DATASET CONTENT
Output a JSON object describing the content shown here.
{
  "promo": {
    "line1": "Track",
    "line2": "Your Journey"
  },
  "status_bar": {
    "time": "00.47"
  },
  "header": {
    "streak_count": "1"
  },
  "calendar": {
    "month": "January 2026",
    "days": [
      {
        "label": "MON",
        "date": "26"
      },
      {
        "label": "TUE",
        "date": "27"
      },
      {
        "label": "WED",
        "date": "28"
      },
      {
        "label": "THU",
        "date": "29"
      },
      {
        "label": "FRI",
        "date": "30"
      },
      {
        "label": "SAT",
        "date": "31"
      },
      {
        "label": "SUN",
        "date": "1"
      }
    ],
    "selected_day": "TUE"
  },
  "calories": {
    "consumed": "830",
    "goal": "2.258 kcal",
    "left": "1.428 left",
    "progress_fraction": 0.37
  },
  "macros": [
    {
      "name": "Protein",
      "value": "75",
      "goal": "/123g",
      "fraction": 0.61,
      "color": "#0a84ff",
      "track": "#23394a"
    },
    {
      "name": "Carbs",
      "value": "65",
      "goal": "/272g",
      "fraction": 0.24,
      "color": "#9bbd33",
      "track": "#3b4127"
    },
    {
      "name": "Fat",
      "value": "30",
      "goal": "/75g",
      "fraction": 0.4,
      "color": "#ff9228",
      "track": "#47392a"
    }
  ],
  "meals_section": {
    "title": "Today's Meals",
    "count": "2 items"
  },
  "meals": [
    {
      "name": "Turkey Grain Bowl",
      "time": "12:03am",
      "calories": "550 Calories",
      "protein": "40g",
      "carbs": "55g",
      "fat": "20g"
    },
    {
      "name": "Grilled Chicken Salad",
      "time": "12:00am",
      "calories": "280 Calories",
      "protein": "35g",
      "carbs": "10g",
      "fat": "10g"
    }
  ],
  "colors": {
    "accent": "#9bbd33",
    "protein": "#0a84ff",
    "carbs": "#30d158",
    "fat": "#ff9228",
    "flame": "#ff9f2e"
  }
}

* * *

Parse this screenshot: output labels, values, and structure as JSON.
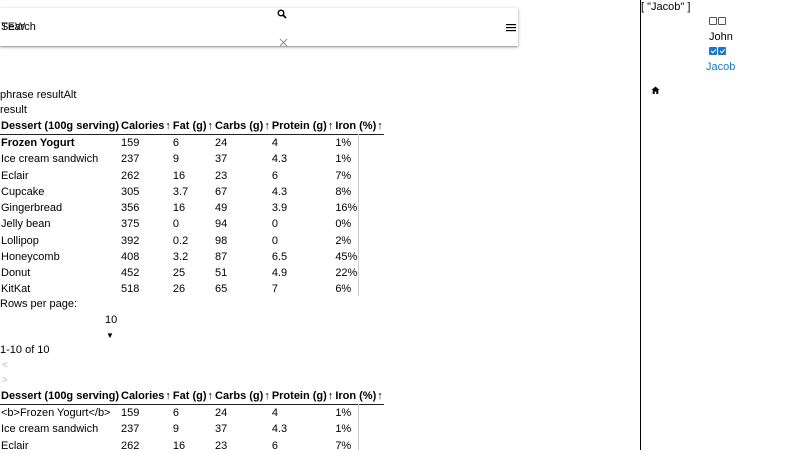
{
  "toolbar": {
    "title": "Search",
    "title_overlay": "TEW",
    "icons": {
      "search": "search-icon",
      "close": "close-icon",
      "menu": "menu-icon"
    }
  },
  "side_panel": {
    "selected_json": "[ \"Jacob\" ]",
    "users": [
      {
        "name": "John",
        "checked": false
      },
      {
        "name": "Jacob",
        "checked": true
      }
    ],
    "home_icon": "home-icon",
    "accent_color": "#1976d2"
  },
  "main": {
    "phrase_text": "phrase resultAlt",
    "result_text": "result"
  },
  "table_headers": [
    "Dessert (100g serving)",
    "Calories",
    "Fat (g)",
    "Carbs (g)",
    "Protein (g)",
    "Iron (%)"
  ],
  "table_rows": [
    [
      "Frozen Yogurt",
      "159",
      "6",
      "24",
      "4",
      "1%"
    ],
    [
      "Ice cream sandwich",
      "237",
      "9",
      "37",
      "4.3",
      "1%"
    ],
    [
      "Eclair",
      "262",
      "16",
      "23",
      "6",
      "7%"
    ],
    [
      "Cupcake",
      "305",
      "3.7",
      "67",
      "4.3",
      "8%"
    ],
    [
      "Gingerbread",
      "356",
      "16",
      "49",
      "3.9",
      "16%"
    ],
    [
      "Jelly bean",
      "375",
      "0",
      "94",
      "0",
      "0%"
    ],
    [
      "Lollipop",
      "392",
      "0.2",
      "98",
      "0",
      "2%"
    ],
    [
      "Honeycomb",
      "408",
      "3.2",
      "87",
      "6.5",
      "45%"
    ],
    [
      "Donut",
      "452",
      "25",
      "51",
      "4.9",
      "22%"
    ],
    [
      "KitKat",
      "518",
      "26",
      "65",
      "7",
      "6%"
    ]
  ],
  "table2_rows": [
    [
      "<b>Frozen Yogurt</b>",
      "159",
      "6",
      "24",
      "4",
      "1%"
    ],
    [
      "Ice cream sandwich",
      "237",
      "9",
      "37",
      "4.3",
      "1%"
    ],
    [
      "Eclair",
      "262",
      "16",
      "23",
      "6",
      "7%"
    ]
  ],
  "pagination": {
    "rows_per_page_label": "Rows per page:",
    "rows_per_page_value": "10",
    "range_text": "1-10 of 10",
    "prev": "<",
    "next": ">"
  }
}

...

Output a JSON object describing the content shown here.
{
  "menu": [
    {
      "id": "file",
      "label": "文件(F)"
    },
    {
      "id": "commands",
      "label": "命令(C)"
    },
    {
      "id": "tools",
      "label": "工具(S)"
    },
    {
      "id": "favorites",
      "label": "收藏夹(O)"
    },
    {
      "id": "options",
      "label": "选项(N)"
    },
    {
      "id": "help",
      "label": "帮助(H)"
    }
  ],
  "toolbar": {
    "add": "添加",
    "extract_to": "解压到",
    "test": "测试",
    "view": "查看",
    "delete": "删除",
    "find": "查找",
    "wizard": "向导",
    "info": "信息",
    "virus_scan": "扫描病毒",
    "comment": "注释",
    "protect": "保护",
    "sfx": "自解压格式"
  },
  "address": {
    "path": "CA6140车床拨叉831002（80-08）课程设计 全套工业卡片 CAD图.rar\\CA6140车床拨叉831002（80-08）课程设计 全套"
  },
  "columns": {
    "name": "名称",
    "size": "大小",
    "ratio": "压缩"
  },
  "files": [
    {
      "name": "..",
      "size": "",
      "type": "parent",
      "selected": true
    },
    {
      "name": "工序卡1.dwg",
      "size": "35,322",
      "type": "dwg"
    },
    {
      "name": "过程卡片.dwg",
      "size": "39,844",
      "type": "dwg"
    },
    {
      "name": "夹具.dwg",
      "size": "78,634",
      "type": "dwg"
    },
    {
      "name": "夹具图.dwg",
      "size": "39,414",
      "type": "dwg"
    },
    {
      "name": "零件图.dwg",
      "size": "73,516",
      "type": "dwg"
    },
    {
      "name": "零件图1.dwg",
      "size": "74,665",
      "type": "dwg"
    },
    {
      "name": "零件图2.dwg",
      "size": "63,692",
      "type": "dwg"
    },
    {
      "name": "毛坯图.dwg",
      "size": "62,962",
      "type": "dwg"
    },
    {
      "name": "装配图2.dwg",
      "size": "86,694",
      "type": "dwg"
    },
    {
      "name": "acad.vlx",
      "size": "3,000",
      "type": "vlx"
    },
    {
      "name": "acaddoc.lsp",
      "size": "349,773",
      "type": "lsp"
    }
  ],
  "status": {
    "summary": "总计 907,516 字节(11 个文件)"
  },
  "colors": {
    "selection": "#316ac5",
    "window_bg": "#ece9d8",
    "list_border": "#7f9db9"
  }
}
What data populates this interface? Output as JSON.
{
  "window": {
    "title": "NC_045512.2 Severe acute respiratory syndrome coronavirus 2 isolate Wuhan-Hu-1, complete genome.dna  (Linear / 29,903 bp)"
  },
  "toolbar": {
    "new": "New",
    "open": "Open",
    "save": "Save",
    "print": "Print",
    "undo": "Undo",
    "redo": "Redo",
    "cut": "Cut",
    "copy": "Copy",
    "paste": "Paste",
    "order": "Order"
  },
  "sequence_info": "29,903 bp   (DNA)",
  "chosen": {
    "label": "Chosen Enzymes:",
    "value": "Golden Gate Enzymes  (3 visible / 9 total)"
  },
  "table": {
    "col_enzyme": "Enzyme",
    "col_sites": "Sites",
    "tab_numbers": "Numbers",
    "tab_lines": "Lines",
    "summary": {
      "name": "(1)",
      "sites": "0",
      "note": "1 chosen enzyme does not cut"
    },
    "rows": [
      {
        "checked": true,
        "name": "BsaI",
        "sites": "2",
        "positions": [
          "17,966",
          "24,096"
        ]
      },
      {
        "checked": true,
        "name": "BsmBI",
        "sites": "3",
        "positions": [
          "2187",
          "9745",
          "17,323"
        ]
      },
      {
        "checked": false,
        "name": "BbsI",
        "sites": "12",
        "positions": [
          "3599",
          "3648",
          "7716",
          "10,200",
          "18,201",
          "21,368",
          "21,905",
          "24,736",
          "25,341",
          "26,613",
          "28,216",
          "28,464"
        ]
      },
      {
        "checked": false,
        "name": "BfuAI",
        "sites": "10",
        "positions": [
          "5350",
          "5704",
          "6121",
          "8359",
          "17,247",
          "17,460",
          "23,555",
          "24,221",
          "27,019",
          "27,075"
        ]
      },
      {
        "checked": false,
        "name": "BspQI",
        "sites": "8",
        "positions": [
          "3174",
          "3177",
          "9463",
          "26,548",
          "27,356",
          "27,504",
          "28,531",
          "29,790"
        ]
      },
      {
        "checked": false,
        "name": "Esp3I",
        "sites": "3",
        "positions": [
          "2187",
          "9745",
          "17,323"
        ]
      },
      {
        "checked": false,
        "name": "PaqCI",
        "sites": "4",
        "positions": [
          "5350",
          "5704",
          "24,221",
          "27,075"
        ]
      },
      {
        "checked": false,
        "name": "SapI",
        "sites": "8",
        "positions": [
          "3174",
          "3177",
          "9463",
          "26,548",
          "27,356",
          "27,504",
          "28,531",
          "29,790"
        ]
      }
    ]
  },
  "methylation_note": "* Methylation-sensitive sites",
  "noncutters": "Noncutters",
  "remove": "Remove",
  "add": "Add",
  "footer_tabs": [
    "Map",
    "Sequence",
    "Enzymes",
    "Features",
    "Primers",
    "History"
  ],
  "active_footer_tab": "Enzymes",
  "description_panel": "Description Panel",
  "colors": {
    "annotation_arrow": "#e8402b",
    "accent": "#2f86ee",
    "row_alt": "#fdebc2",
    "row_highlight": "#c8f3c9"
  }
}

INSTRUCTIONS FOR THE TASK
Determine the number of lines in these entries that contain the word "goal", and write only that number.

ANSWER TO THE EXERCISE
4